■ **Set problem**
Lines containing the string "Find" are to be collected in full.

[Dataset entries]

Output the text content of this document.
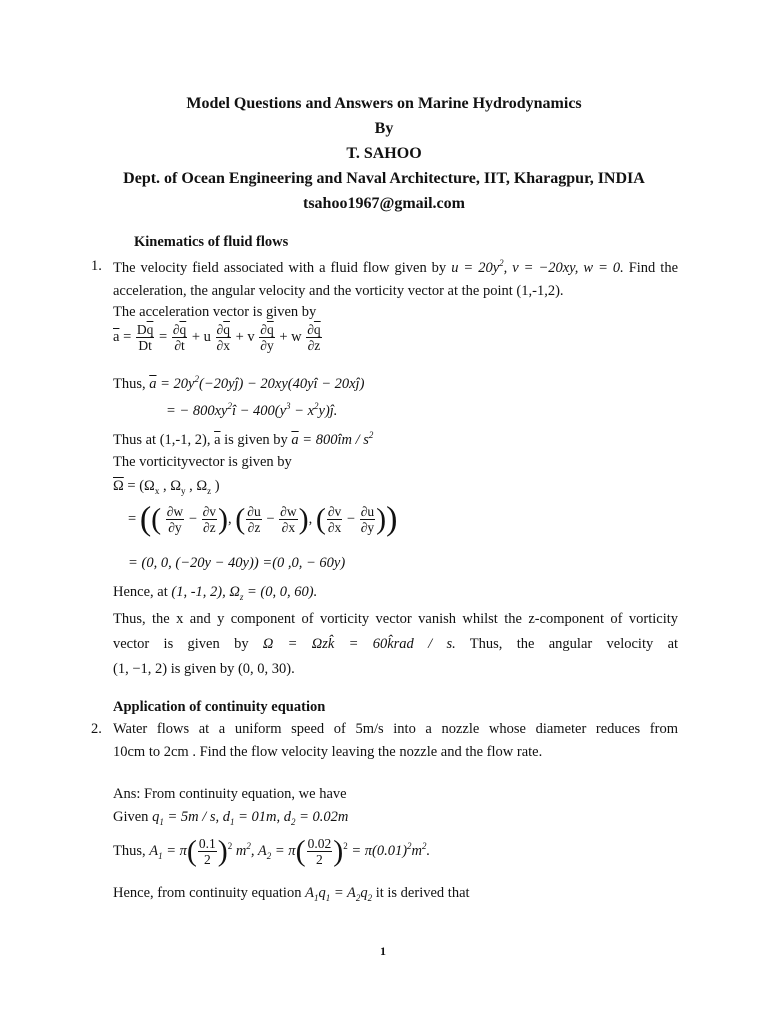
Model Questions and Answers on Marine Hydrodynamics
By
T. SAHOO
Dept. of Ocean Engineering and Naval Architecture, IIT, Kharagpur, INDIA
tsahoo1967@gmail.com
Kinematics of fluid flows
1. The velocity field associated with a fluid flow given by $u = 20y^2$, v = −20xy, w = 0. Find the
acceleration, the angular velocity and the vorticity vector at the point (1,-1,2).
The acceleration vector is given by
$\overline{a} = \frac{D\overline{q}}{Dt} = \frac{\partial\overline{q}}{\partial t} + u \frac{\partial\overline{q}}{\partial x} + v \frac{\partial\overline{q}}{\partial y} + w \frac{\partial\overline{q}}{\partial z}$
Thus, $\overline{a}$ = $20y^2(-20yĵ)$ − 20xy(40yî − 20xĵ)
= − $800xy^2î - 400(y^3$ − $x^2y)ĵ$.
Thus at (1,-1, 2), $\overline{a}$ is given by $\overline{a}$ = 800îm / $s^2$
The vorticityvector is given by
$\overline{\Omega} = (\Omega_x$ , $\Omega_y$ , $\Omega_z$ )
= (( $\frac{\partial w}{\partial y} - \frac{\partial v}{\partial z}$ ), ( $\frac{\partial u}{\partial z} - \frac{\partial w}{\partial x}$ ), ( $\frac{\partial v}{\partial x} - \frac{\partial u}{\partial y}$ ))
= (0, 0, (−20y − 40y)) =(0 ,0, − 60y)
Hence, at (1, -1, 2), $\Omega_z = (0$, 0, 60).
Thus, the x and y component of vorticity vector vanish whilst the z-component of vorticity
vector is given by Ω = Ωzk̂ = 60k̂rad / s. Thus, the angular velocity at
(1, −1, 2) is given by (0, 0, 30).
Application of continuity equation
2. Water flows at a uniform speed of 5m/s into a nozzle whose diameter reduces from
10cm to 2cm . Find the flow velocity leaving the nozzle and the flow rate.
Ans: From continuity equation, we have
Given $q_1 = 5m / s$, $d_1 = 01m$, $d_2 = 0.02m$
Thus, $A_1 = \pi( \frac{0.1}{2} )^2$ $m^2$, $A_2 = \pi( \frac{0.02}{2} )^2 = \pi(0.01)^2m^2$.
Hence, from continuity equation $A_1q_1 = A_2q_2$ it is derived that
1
---
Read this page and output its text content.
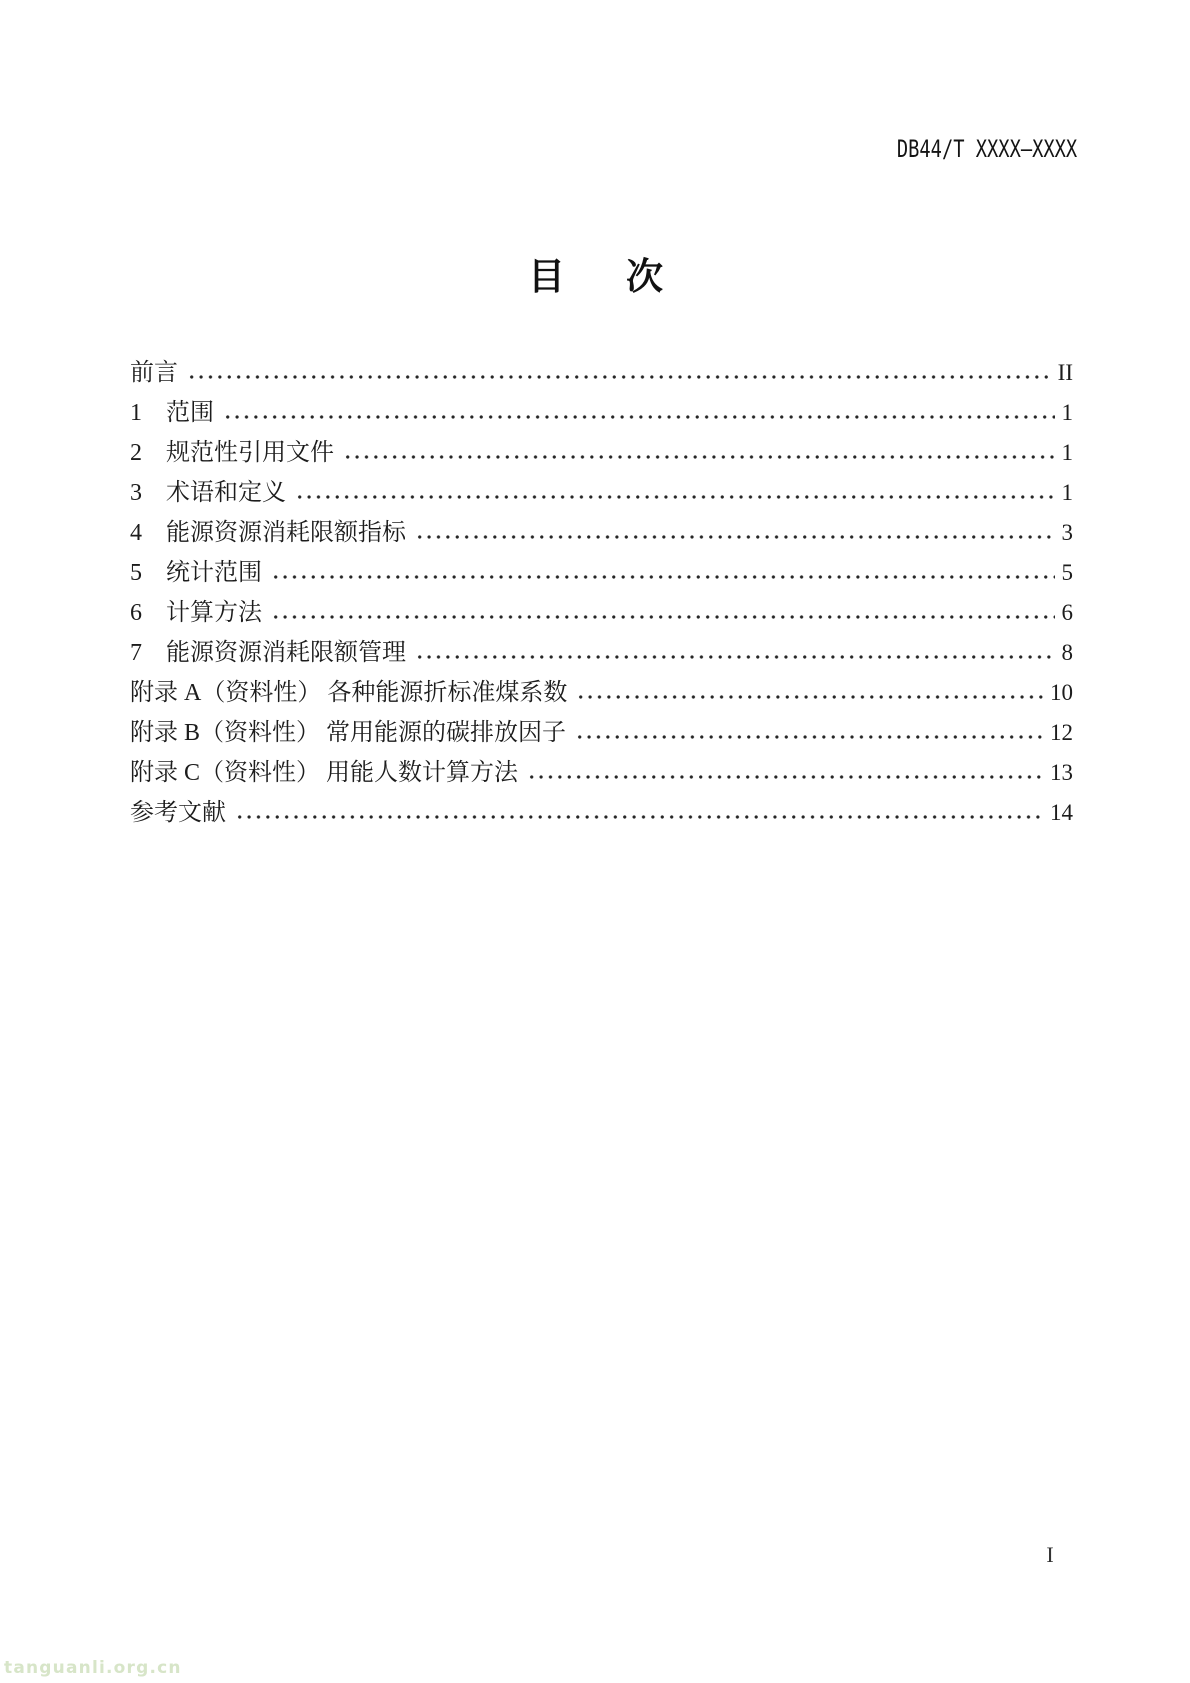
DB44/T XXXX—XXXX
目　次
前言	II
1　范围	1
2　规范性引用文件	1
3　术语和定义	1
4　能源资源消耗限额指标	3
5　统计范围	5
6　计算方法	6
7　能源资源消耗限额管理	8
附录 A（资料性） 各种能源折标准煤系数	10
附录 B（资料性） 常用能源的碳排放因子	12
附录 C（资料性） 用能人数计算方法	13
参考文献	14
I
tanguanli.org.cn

■ **Response to this exercise**
1. The velocity field associated with a fluid flow given by $u = 20y^2$, v = −20xy, w = 0. Find the
10cm to 2cm . Find the flow velocity leaving the nozzle and the flow rate.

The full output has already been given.